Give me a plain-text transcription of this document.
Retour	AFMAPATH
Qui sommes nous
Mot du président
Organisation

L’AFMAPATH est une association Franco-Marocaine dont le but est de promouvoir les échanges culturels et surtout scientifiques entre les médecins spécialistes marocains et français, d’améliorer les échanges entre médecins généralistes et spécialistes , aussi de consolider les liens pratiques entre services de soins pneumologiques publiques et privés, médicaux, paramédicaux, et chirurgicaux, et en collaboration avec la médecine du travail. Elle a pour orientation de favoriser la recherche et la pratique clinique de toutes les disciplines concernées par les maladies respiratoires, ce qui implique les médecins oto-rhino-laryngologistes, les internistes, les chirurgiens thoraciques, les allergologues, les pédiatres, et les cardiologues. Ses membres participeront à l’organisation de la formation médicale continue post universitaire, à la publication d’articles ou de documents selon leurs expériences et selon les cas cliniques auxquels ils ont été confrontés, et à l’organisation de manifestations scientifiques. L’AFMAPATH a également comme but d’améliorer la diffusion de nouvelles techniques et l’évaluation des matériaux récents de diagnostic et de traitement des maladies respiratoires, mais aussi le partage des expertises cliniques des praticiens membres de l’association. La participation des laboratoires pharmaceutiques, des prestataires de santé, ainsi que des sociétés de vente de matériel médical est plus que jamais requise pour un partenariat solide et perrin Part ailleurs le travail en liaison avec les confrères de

*****

### Task goal
Repeat the data exactly. Leave nothing out.

### The solution
Give me a plain-text transcription of this document.
Retour	AFMAPATH
Qui sommes nous
Mot du président
Organisation

L’AFMAPATH est une association Franco-Marocaine dont le but est de promouvoir les échanges culturels et surtout scientifiques entre les médecins spécialistes marocains et français, d’améliorer les échanges entre médecins généralistes et spécialistes , aussi de consolider les liens pratiques entre services de soins pneumologiques publiques et privés, médicaux, paramédicaux, et chirurgicaux, et en collaboration avec la médecine du travail. Elle a pour orientation de favoriser la recherche et la pratique clinique de toutes les disciplines concernées par les maladies respiratoires, ce qui implique les médecins oto-rhino-laryngologistes, les internistes, les chirurgiens thoraciques, les allergologues, les pédiatres, et les cardiologues. Ses membres participeront à l’organisation de la formation médicale continue post universitaire, à la publication d’articles ou de documents selon leurs expériences et selon les cas cliniques auxquels ils ont été confrontés, et à l’organisation de manifestations scientifiques. L’AFMAPATH a également comme but d’améliorer la diffusion de nouvelles techniques et l’évaluation des matériaux récents de diagnostic et de traitement des maladies respiratoires, mais aussi le partage des expertises cliniques des praticiens membres de l’association. La participation des laboratoires pharmaceutiques, des prestataires de santé, ainsi que des sociétés de vente de matériel médical est plus que jamais requise pour un partenariat solide et perrin Part ailleurs le travail en liaison avec les confrères de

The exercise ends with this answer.